Data for the task start

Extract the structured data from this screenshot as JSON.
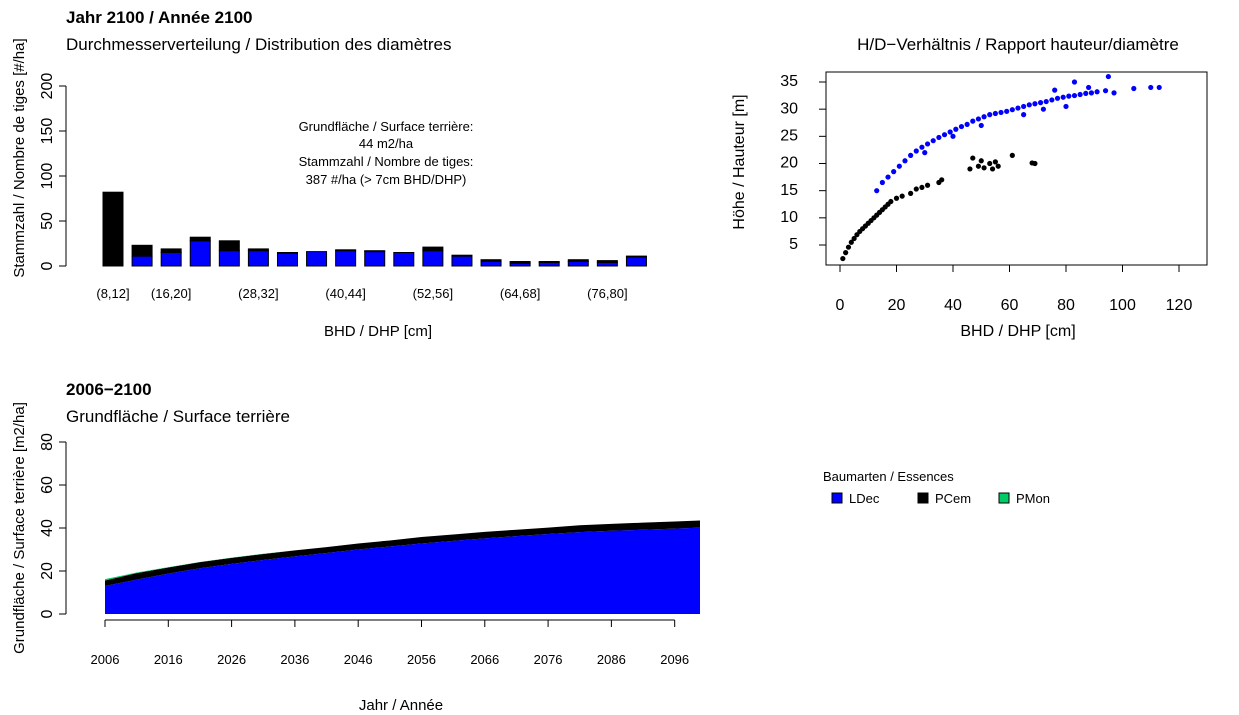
{
  "colors": {
    "LDec": "#0000FF",
    "PCem": "#000000",
    "PMon": "#00CC66",
    "axis": "#000000"
  },
  "legend": {
    "title": "Baumarten / Essences",
    "items": [
      {
        "label": "LDec",
        "color": "#0000FF"
      },
      {
        "label": "PCem",
        "color": "#000000"
      },
      {
        "label": "PMon",
        "color": "#00CC66"
      }
    ]
  },
  "chart_data": [
    {
      "type": "bar",
      "title": "Jahr 2100 / Année 2100",
      "subtitle": "Durchmesserverteilung / Distribution des diamètres",
      "xlabel": "BHD / DHP [cm]",
      "ylabel": "Stammzahl / Nombre de tiges [#/ha]",
      "ylim": [
        0,
        200
      ],
      "yticks": [
        0,
        50,
        100,
        150,
        200
      ],
      "stacked": true,
      "categories": [
        "(8,12]",
        "(12,16]",
        "(16,20]",
        "(20,24]",
        "(24,28]",
        "(28,32]",
        "(32,36]",
        "(36,40]",
        "(40,44]",
        "(44,48]",
        "(48,52]",
        "(52,56]",
        "(56,60]",
        "(60,64]",
        "(64,68]",
        "(68,72]",
        "(72,76]",
        "(76,80]",
        "(80,84]"
      ],
      "tick_labels": [
        "(8,12]",
        "(16,20]",
        "(28,32]",
        "(40,44]",
        "(52,56]",
        "(64,68]",
        "(76,80]"
      ],
      "series": [
        {
          "name": "LDec",
          "values": [
            0,
            11,
            15,
            28,
            17,
            17,
            14,
            16,
            17,
            16,
            15,
            17,
            11,
            5,
            3,
            4,
            5,
            4,
            10
          ]
        },
        {
          "name": "PCem",
          "values": [
            82,
            12,
            4,
            4,
            11,
            2,
            1,
            0,
            1,
            1,
            0,
            4,
            1,
            2,
            2,
            1,
            2,
            2,
            1
          ]
        },
        {
          "name": "PMon",
          "values": [
            0,
            0,
            0,
            0,
            0,
            0,
            0,
            0,
            0,
            0,
            0,
            0,
            0,
            0,
            0,
            0,
            0,
            0,
            0
          ]
        }
      ],
      "annotation": [
        "Grundfläche / Surface terrière:",
        "44 m2/ha",
        "Stammzahl / Nombre de tiges:",
        "387 #/ha (> 7cm BHD/DHP)"
      ]
    },
    {
      "type": "scatter",
      "title": "H/D−Verhältnis / Rapport hauteur/diamètre",
      "xlabel": "BHD / DHP [cm]",
      "ylabel": "Höhe / Hauteur [m]",
      "xlim": [
        0,
        120
      ],
      "ylim": [
        2.3,
        36.5
      ],
      "xticks": [
        0,
        20,
        40,
        60,
        80,
        100,
        120
      ],
      "yticks": [
        5,
        10,
        15,
        20,
        25,
        30,
        35
      ],
      "series": [
        {
          "name": "PCem",
          "points": [
            [
              1,
              2.5
            ],
            [
              2,
              3.6
            ],
            [
              3,
              4.6
            ],
            [
              4,
              5.5
            ],
            [
              5,
              6.2
            ],
            [
              6,
              6.9
            ],
            [
              7,
              7.5
            ],
            [
              8,
              8.0
            ],
            [
              9,
              8.5
            ],
            [
              10,
              9.0
            ],
            [
              11,
              9.5
            ],
            [
              12,
              10.0
            ],
            [
              13,
              10.5
            ],
            [
              14,
              11.0
            ],
            [
              15,
              11.5
            ],
            [
              16,
              12.0
            ],
            [
              17,
              12.5
            ],
            [
              18,
              13.0
            ],
            [
              20,
              13.6
            ],
            [
              22,
              14.0
            ],
            [
              25,
              14.5
            ],
            [
              27,
              15.3
            ],
            [
              29,
              15.6
            ],
            [
              31,
              16.0
            ],
            [
              35,
              16.5
            ],
            [
              36,
              17.0
            ],
            [
              46,
              19.0
            ],
            [
              47,
              21.0
            ],
            [
              49,
              19.5
            ],
            [
              50,
              20.5
            ],
            [
              51,
              19.2
            ],
            [
              53,
              20.0
            ],
            [
              54,
              19.0
            ],
            [
              55,
              20.3
            ],
            [
              56,
              19.5
            ],
            [
              61,
              21.5
            ],
            [
              68,
              20.1
            ],
            [
              69,
              20.0
            ]
          ]
        },
        {
          "name": "LDec",
          "points": [
            [
              13,
              15.0
            ],
            [
              15,
              16.5
            ],
            [
              17,
              17.5
            ],
            [
              19,
              18.5
            ],
            [
              21,
              19.5
            ],
            [
              23,
              20.5
            ],
            [
              25,
              21.5
            ],
            [
              27,
              22.3
            ],
            [
              29,
              23.0
            ],
            [
              31,
              23.6
            ],
            [
              33,
              24.2
            ],
            [
              35,
              24.8
            ],
            [
              37,
              25.3
            ],
            [
              39,
              25.8
            ],
            [
              41,
              26.3
            ],
            [
              43,
              26.8
            ],
            [
              45,
              27.2
            ],
            [
              47,
              27.8
            ],
            [
              49,
              28.2
            ],
            [
              51,
              28.6
            ],
            [
              53,
              29.0
            ],
            [
              55,
              29.2
            ],
            [
              57,
              29.4
            ],
            [
              59,
              29.6
            ],
            [
              61,
              29.9
            ],
            [
              63,
              30.2
            ],
            [
              65,
              30.5
            ],
            [
              67,
              30.8
            ],
            [
              69,
              31.0
            ],
            [
              71,
              31.2
            ],
            [
              73,
              31.4
            ],
            [
              75,
              31.7
            ],
            [
              77,
              32.0
            ],
            [
              79,
              32.2
            ],
            [
              81,
              32.4
            ],
            [
              83,
              32.5
            ],
            [
              85,
              32.7
            ],
            [
              87,
              32.9
            ],
            [
              89,
              33.0
            ],
            [
              91,
              33.2
            ],
            [
              94,
              33.4
            ],
            [
              97,
              33.0
            ],
            [
              104,
              33.8
            ],
            [
              110,
              34.0
            ],
            [
              113,
              34.0
            ],
            [
              83,
              35.0
            ],
            [
              95,
              36.0
            ],
            [
              88,
              34.0
            ],
            [
              76,
              33.5
            ],
            [
              80,
              30.5
            ],
            [
              72,
              30.0
            ],
            [
              65,
              29.0
            ],
            [
              50,
              27.0
            ],
            [
              40,
              25.0
            ],
            [
              30,
              22.0
            ]
          ]
        }
      ]
    },
    {
      "type": "area",
      "title": "2006−2100",
      "subtitle": "Grundfläche / Surface terrière",
      "xlabel": "Jahr / Année",
      "ylabel": "Grundfläche / Surface terrière [m2/ha]",
      "ylim": [
        0,
        80
      ],
      "yticks": [
        0,
        20,
        40,
        60,
        80
      ],
      "xticks": [
        2006,
        2016,
        2026,
        2036,
        2046,
        2056,
        2066,
        2076,
        2086,
        2096
      ],
      "stacked": true,
      "x": [
        2006,
        2011,
        2016,
        2021,
        2026,
        2031,
        2036,
        2041,
        2046,
        2051,
        2056,
        2061,
        2066,
        2071,
        2076,
        2081,
        2086,
        2091,
        2096,
        2100
      ],
      "series": [
        {
          "name": "LDec",
          "values": [
            13.0,
            16.0,
            18.8,
            21.3,
            23.3,
            25.1,
            26.8,
            28.4,
            30.0,
            31.4,
            32.8,
            34.0,
            35.2,
            36.2,
            37.2,
            38.1,
            38.7,
            39.2,
            39.7,
            40.2
          ]
        },
        {
          "name": "PCem",
          "values": [
            2.6,
            3.0,
            2.8,
            2.8,
            2.8,
            2.8,
            2.8,
            2.7,
            2.8,
            2.8,
            3.0,
            3.0,
            3.0,
            3.0,
            3.0,
            3.2,
            3.2,
            3.3,
            3.3,
            3.3
          ]
        },
        {
          "name": "PMon",
          "values": [
            0.6,
            0.3,
            0.2,
            0.1,
            0.1,
            0.1,
            0,
            0,
            0,
            0,
            0,
            0,
            0,
            0,
            0,
            0,
            0,
            0,
            0,
            0
          ]
        }
      ]
    }
  ]
}
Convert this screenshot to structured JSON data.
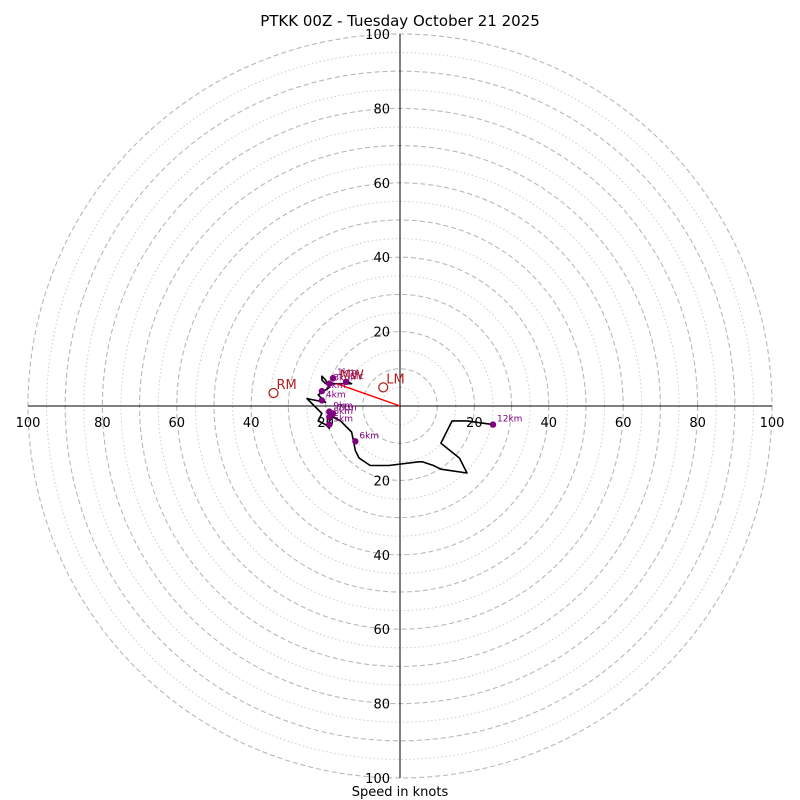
{
  "chart_data": {
    "type": "line",
    "subtype": "hodograph",
    "title": "PTKK 00Z - Tuesday October 21 2025",
    "xlabel": "Speed in knots",
    "ylabel": "",
    "xlim": [
      -100,
      100
    ],
    "ylim": [
      -100,
      100
    ],
    "grid": true,
    "ring_speeds_dashed": [
      10,
      20,
      30,
      40,
      50,
      60,
      70,
      80,
      90,
      100
    ],
    "ring_speeds_dotted": [
      5,
      15,
      25,
      35,
      45,
      55,
      65,
      75,
      85,
      95
    ],
    "x_tick_labels": [
      "100",
      "80",
      "60",
      "40",
      "20",
      "",
      "20",
      "40",
      "60",
      "80",
      "100"
    ],
    "x_tick_values": [
      -100,
      -80,
      -60,
      -40,
      -20,
      0,
      20,
      40,
      60,
      80,
      100
    ],
    "y_tick_labels_up": [
      "20",
      "40",
      "60",
      "80",
      "100"
    ],
    "y_tick_labels_down": [
      "20",
      "40",
      "60",
      "80",
      "100"
    ],
    "y_tick_values": [
      20,
      40,
      60,
      80,
      100
    ],
    "hodograph_trace": {
      "name": "wind profile",
      "color": "#000000",
      "u": [
        -15,
        -13,
        -20,
        -21,
        -21,
        -20,
        -19,
        -22,
        -20,
        -25,
        -23,
        -21,
        -22,
        -20,
        -19,
        -19,
        -18,
        -16,
        -13,
        -12,
        -11,
        -8,
        -3,
        5,
        6,
        9,
        11,
        18,
        16,
        11,
        14,
        18,
        25
      ],
      "v": [
        7,
        6,
        6,
        7,
        8,
        7,
        5,
        3,
        1,
        2,
        0,
        -2,
        -4,
        -5,
        -6,
        -4,
        -3,
        -4,
        -7,
        -12,
        -14,
        -16,
        -16,
        -15,
        -15,
        -16,
        -17,
        -18,
        -14,
        -10,
        -4,
        -4,
        -5
      ]
    },
    "height_markers": {
      "color": "#800080",
      "points": [
        {
          "label": "1km",
          "u": -18,
          "v": 7.5
        },
        {
          "label": "Sfc",
          "u": -14.5,
          "v": 6.5
        },
        {
          "label": "3km",
          "u": -19,
          "v": 6
        },
        {
          "label": "2km",
          "u": -21,
          "v": 4
        },
        {
          "label": "4km",
          "u": -21,
          "v": 1.5
        },
        {
          "label": "9km",
          "u": -19,
          "v": -1.5
        },
        {
          "label": "7km",
          "u": -18,
          "v": -2
        },
        {
          "label": "8km",
          "u": -19,
          "v": -3
        },
        {
          "label": "5km",
          "u": -19,
          "v": -5
        },
        {
          "label": "6km",
          "u": -12,
          "v": -9.5
        },
        {
          "label": "12km",
          "u": 25,
          "v": -5
        }
      ]
    },
    "storm_motion": {
      "color": "#b22222",
      "markers": [
        {
          "label": "RM",
          "u": -34,
          "v": 3.5
        },
        {
          "label": "LM",
          "u": -4.5,
          "v": 5
        },
        {
          "label": "MW",
          "u": -17,
          "v": 6
        }
      ],
      "shear_vector": {
        "from_u": -17,
        "from_v": 6,
        "to_u": 0,
        "to_v": 0,
        "color": "#ff0000"
      }
    }
  }
}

Data for the task end

** What the task asks **
Of the lines above, how many include the word "tiges"? Reply with the number only.

** Worked answer **
2